## WHAT IS BEING ASKED
Select and copy out every line in the records containing "Communicatiewetenschappen".

## Stored data entries

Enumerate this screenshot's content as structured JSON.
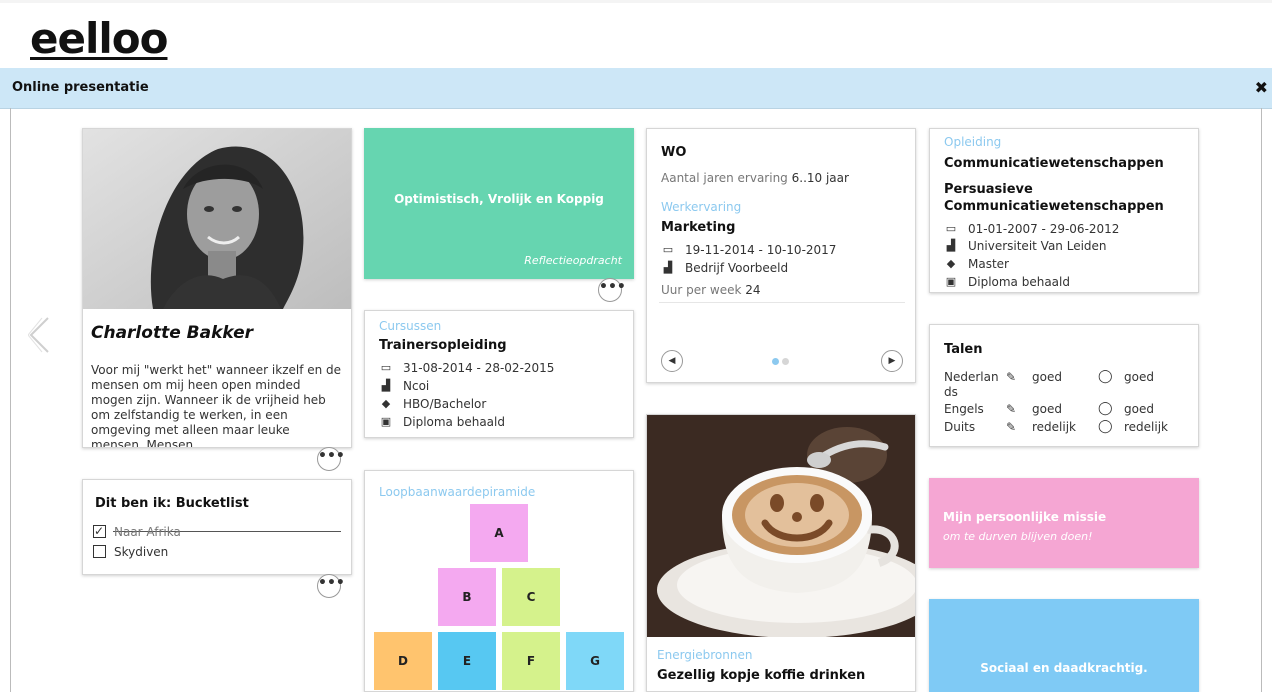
{
  "app": {
    "logo": "eelloo"
  },
  "bar": {
    "title": "Online presentatie",
    "close_glyph": "✖"
  },
  "profile": {
    "name": "Charlotte Bakker",
    "description": "Voor mij \"werkt het\" wanneer ikzelf en de mensen om mij heen open minded mogen zijn. Wanneer ik de vrijheid heb om zelfstandig te werken, in een omgeving met alleen maar leuke mensen. Mensen...",
    "more_glyph": "•••"
  },
  "bucketlist": {
    "title": "Dit ben ik: Bucketlist",
    "items": [
      {
        "label": "Naar Afrika",
        "checked": true
      },
      {
        "label": "Skydiven",
        "checked": false
      }
    ],
    "more_glyph": "•••"
  },
  "trait": {
    "text": "Optimistisch, Vrolijk en Koppig",
    "sub": "Reflectieopdracht",
    "color": "#66d5b0",
    "more_glyph": "•••"
  },
  "cursussen": {
    "section": "Cursussen",
    "title": "Trainersopleiding",
    "date": "31-08-2014 - 28-02-2015",
    "org": "Ncoi",
    "level": "HBO/Bachelor",
    "diploma": "Diploma behaald"
  },
  "pyramid": {
    "section": "Loopbaanwaardepiramide",
    "tiles": [
      {
        "label": "A",
        "color": "#f4a9f0"
      },
      {
        "label": "B",
        "color": "#f4a9f0"
      },
      {
        "label": "C",
        "color": "#d5f28c"
      },
      {
        "label": "D",
        "color": "#ffc46e"
      },
      {
        "label": "E",
        "color": "#57c8f2"
      },
      {
        "label": "F",
        "color": "#d5f28c"
      },
      {
        "label": "G",
        "color": "#7fd8f8"
      }
    ]
  },
  "werk": {
    "level": "WO",
    "exp_label": "Aantal jaren ervaring",
    "exp_value": "6..10 jaar",
    "section": "Werkervaring",
    "title": "Marketing",
    "date": "19-11-2014 - 10-10-2017",
    "company": "Bedrijf Voorbeeld",
    "hours_label": "Uur per week",
    "hours_value": "24",
    "prev_glyph": "◀",
    "next_glyph": "▶"
  },
  "energie": {
    "section": "Energiebronnen",
    "title": "Gezellig kopje koffie drinken"
  },
  "opleiding": {
    "section": "Opleiding",
    "title1": "Communicatiewetenschappen",
    "title2": "Persuasieve Communicatiewetenschappen",
    "date": "01-01-2007 - 29-06-2012",
    "school": "Universiteit Van Leiden",
    "level": "Master",
    "diploma": "Diploma behaald"
  },
  "talen": {
    "title": "Talen",
    "rows": [
      {
        "lang": "Nederlan ds",
        "write": "goed",
        "speak": "goed"
      },
      {
        "lang": "Engels",
        "write": "goed",
        "speak": "goed"
      },
      {
        "lang": "Duits",
        "write": "redelijk",
        "speak": "redelijk"
      }
    ]
  },
  "missie": {
    "title": "Mijn persoonlijke missie",
    "sub": "om te durven blijven doen!",
    "color": "#f5a6d3"
  },
  "sociaal": {
    "text": "Sociaal en daadkrachtig.",
    "color": "#7fcaf5"
  }
}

## RESPONSE TO THE TASK
    "title1": "Communicatiewetenschappen",
    "title2": "Persuasieve Communicatiewetenschappen",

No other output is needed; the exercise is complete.